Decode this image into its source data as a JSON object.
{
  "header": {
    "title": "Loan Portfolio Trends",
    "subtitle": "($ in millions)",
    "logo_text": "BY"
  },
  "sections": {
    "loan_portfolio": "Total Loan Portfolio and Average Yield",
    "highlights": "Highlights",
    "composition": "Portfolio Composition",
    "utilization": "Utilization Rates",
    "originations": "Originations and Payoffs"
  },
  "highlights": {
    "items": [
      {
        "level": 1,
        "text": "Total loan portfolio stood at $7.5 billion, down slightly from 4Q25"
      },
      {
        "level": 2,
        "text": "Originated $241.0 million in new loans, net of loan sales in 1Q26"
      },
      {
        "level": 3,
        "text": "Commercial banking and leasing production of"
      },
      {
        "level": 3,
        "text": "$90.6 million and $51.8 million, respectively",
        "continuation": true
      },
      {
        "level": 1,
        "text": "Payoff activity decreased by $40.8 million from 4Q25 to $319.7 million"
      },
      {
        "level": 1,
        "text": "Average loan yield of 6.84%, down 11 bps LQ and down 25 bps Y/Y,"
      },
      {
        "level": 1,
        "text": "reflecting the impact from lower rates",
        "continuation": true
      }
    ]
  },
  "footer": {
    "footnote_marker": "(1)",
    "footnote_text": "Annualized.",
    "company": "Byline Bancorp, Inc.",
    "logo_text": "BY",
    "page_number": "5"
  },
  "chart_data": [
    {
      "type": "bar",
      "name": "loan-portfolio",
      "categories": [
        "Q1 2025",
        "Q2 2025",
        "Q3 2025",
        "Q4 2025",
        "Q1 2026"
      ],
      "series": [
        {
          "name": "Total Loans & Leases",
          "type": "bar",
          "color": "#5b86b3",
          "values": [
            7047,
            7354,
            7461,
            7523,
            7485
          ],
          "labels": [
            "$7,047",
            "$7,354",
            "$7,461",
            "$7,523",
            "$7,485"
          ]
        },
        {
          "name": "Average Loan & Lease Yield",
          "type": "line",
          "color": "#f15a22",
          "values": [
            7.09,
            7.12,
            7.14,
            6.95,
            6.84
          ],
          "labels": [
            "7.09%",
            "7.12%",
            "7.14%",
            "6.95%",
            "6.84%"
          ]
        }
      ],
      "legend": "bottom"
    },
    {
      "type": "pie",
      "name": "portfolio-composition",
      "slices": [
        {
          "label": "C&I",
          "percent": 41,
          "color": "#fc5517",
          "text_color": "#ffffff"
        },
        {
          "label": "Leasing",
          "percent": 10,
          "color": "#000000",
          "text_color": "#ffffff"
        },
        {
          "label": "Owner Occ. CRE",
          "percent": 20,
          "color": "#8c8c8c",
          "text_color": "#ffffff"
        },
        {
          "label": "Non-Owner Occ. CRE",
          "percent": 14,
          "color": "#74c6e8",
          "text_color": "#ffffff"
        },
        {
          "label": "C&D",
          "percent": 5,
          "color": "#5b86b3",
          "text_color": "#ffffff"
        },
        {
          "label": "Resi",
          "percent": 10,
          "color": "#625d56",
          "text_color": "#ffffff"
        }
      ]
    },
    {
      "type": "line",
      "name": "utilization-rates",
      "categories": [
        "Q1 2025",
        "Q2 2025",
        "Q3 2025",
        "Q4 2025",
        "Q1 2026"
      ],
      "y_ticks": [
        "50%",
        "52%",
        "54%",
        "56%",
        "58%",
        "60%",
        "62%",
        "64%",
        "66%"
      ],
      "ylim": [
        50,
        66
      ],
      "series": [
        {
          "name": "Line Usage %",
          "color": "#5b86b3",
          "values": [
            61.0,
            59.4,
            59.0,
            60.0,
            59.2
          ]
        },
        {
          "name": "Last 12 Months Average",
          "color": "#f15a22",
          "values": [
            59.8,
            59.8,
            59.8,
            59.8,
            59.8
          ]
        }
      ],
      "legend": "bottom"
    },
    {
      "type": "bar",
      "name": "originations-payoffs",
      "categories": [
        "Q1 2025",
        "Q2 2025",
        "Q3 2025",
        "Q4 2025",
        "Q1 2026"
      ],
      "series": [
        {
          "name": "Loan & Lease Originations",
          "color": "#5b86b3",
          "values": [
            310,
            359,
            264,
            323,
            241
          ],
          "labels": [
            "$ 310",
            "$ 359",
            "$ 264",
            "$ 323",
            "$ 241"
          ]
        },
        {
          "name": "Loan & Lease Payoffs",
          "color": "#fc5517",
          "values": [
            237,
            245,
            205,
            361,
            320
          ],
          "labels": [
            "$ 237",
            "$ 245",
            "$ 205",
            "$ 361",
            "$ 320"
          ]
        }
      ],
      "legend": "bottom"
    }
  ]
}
......
From the listing above, copy all lines holding the word "Average".

    "loan_portfolio": "Total Loan Portfolio and Average Yield",
        "text": "Average loan yield of 6.84%, down 11 bps LQ and down 25 bps Y/Y,"
          "name": "Average Loan & Lease Yield",
          "name": "Last 12 Months Average",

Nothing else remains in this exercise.